Exercise:
Quote the records below in full, exactly as given, with the images taken out.

──────

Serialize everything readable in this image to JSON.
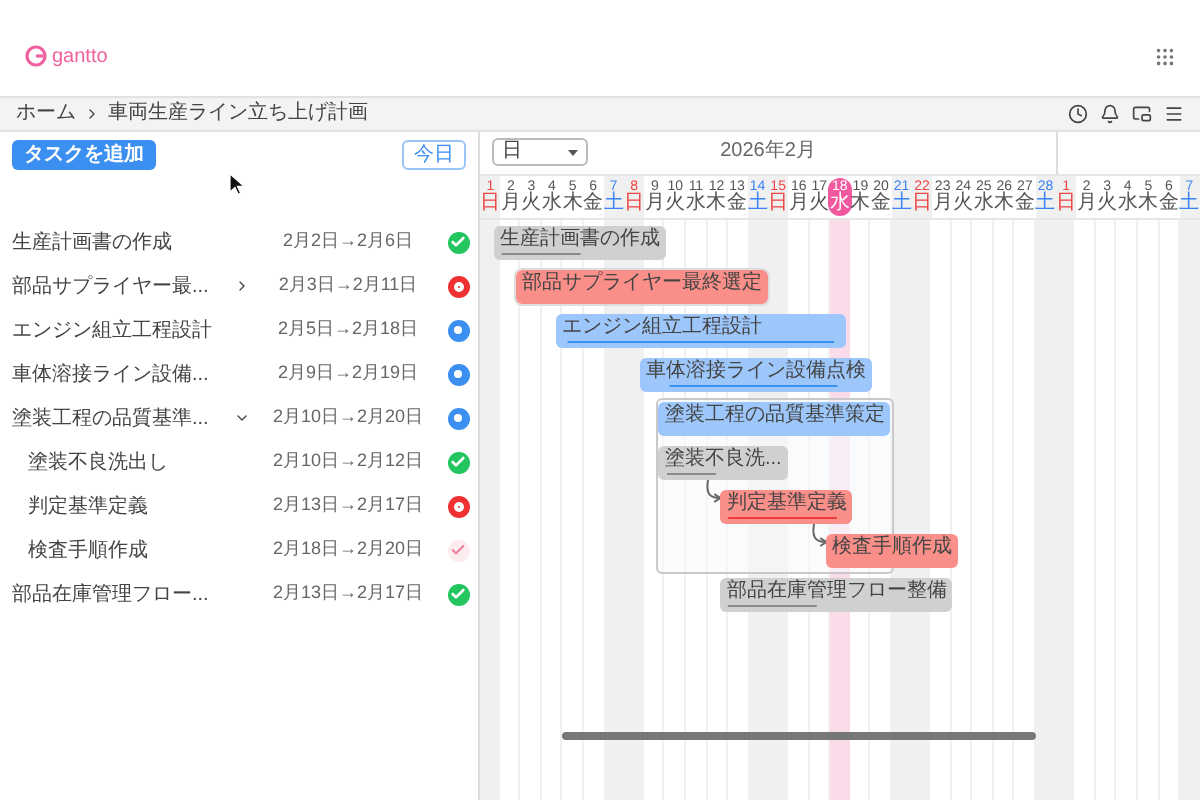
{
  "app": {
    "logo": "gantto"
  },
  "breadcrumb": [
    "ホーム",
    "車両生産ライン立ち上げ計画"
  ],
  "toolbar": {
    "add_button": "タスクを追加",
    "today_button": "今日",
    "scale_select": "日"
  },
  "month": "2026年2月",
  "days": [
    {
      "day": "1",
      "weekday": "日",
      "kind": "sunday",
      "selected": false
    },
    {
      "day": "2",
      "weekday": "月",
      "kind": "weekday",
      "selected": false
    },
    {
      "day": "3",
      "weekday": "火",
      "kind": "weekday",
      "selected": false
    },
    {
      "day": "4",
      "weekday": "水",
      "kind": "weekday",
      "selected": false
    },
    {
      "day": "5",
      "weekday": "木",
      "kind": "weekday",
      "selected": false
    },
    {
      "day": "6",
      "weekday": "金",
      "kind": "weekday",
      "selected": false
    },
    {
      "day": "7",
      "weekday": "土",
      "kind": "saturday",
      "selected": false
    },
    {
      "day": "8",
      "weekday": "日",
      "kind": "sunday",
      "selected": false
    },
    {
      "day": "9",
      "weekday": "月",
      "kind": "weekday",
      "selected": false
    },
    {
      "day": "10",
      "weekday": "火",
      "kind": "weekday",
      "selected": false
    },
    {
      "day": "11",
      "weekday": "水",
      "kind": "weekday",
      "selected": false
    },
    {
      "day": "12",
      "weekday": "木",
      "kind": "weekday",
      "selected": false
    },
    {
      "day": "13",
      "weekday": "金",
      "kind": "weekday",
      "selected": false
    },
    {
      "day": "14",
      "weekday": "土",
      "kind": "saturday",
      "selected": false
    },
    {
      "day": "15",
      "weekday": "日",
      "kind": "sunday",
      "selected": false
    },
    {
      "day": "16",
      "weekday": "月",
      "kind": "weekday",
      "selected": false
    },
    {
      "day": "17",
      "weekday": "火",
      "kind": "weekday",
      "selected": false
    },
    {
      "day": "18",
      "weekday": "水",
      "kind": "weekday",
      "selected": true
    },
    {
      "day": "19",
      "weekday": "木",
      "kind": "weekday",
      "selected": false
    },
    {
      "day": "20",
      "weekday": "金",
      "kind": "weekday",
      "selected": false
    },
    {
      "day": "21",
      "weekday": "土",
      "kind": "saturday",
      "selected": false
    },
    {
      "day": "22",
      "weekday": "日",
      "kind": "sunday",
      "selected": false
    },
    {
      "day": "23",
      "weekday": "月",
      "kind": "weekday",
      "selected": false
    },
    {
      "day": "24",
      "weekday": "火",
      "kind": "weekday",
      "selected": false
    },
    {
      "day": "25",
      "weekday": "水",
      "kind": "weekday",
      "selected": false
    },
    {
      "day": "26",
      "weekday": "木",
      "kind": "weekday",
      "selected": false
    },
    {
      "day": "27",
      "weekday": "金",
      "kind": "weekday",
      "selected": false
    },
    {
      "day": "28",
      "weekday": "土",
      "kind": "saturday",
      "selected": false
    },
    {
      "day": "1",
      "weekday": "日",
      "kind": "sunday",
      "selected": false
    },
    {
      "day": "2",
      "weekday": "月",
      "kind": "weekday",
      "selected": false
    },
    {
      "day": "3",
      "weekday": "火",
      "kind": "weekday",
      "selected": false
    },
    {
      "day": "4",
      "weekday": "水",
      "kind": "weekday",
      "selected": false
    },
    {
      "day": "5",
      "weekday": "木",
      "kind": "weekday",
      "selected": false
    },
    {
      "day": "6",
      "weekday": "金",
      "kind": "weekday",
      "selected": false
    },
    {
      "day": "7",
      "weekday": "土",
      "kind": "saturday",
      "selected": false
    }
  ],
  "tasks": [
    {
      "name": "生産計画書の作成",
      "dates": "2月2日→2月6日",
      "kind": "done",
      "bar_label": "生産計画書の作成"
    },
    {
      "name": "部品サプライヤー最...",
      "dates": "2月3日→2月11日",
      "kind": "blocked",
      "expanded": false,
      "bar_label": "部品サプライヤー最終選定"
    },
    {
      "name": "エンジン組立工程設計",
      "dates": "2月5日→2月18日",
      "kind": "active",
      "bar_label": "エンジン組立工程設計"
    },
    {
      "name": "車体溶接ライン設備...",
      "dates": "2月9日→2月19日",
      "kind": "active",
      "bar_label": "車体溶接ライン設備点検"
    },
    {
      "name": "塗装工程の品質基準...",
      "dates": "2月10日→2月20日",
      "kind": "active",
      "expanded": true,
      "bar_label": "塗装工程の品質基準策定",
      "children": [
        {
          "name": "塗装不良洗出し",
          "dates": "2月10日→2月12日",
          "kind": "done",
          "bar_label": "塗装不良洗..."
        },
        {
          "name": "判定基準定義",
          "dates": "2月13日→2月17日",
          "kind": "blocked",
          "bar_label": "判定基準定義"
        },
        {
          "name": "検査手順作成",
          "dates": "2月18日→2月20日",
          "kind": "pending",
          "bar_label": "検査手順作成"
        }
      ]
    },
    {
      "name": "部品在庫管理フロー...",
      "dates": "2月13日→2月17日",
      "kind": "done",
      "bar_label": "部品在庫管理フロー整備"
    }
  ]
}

──────

Exercise result:
Serialize everything readable in this image to JSON.
{
  "app": {
    "logo": "gantto"
  },
  "breadcrumb": [
    "ホーム",
    "車両生産ライン立ち上げ計画"
  ],
  "toolbar": {
    "add_button": "タスクを追加",
    "today_button": "今日",
    "scale_select": "日"
  },
  "month": "2026年2月",
  "days": [
    {
      "day": "1",
      "weekday": "日",
      "kind": "sunday",
      "selected": false
    },
    {
      "day": "2",
      "weekday": "月",
      "kind": "weekday",
      "selected": false
    },
    {
      "day": "3",
      "weekday": "火",
      "kind": "weekday",
      "selected": false
    },
    {
      "day": "4",
      "weekday": "水",
      "kind": "weekday",
      "selected": false
    },
    {
      "day": "5",
      "weekday": "木",
      "kind": "weekday",
      "selected": false
    },
    {
      "day": "6",
      "weekday": "金",
      "kind": "weekday",
      "selected": false
    },
    {
      "day": "7",
      "weekday": "土",
      "kind": "saturday",
      "selected": false
    },
    {
      "day": "8",
      "weekday": "日",
      "kind": "sunday",
      "selected": false
    },
    {
      "day": "9",
      "weekday": "月",
      "kind": "weekday",
      "selected": false
    },
    {
      "day": "10",
      "weekday": "火",
      "kind": "weekday",
      "selected": false
    },
    {
      "day": "11",
      "weekday": "水",
      "kind": "weekday",
      "selected": false
    },
    {
      "day": "12",
      "weekday": "木",
      "kind": "weekday",
      "selected": false
    },
    {
      "day": "13",
      "weekday": "金",
      "kind": "weekday",
      "selected": false
    },
    {
      "day": "14",
      "weekday": "土",
      "kind": "saturday",
      "selected": false
    },
    {
      "day": "15",
      "weekday": "日",
      "kind": "sunday",
      "selected": false
    },
    {
      "day": "16",
      "weekday": "月",
      "kind": "weekday",
      "selected": false
    },
    {
      "day": "17",
      "weekday": "火",
      "kind": "weekday",
      "selected": false
    },
    {
      "day": "18",
      "weekday": "水",
      "kind": "weekday",
      "selected": true
    },
    {
      "day": "19",
      "weekday": "木",
      "kind": "weekday",
      "selected": false
    },
    {
      "day": "20",
      "weekday": "金",
      "kind": "weekday",
      "selected": false
    },
    {
      "day": "21",
      "weekday": "土",
      "kind": "saturday",
      "selected": false
    },
    {
      "day": "22",
      "weekday": "日",
      "kind": "sunday",
      "selected": false
    },
    {
      "day": "23",
      "weekday": "月",
      "kind": "weekday",
      "selected": false
    },
    {
      "day": "24",
      "weekday": "火",
      "kind": "weekday",
      "selected": false
    },
    {
      "day": "25",
      "weekday": "水",
      "kind": "weekday",
      "selected": false
    },
    {
      "day": "26",
      "weekday": "木",
      "kind": "weekday",
      "selected": false
    },
    {
      "day": "27",
      "weekday": "金",
      "kind": "weekday",
      "selected": false
    },
    {
      "day": "28",
      "weekday": "土",
      "kind": "saturday",
      "selected": false
    },
    {
      "day": "1",
      "weekday": "日",
      "kind": "sunday",
      "selected": false
    },
    {
      "day": "2",
      "weekday": "月",
      "kind": "weekday",
      "selected": false
    },
    {
      "day": "3",
      "weekday": "火",
      "kind": "weekday",
      "selected": false
    },
    {
      "day": "4",
      "weekday": "水",
      "kind": "weekday",
      "selected": false
    },
    {
      "day": "5",
      "weekday": "木",
      "kind": "weekday",
      "selected": false
    },
    {
      "day": "6",
      "weekday": "金",
      "kind": "weekday",
      "selected": false
    },
    {
      "day": "7",
      "weekday": "土",
      "kind": "saturday",
      "selected": false
    }
  ],
  "tasks": [
    {
      "name": "生産計画書の作成",
      "dates": "2月2日→2月6日",
      "kind": "done",
      "bar_label": "生産計画書の作成"
    },
    {
      "name": "部品サプライヤー最...",
      "dates": "2月3日→2月11日",
      "kind": "blocked",
      "expanded": false,
      "bar_label": "部品サプライヤー最終選定"
    },
    {
      "name": "エンジン組立工程設計",
      "dates": "2月5日→2月18日",
      "kind": "active",
      "bar_label": "エンジン組立工程設計"
    },
    {
      "name": "車体溶接ライン設備...",
      "dates": "2月9日→2月19日",
      "kind": "active",
      "bar_label": "車体溶接ライン設備点検"
    },
    {
      "name": "塗装工程の品質基準...",
      "dates": "2月10日→2月20日",
      "kind": "active",
      "expanded": true,
      "bar_label": "塗装工程の品質基準策定",
      "children": [
        {
          "name": "塗装不良洗出し",
          "dates": "2月10日→2月12日",
          "kind": "done",
          "bar_label": "塗装不良洗..."
        },
        {
          "name": "判定基準定義",
          "dates": "2月13日→2月17日",
          "kind": "blocked",
          "bar_label": "判定基準定義"
        },
        {
          "name": "検査手順作成",
          "dates": "2月18日→2月20日",
          "kind": "pending",
          "bar_label": "検査手順作成"
        }
      ]
    },
    {
      "name": "部品在庫管理フロー...",
      "dates": "2月13日→2月17日",
      "kind": "done",
      "bar_label": "部品在庫管理フロー整備"
    }
  ]
}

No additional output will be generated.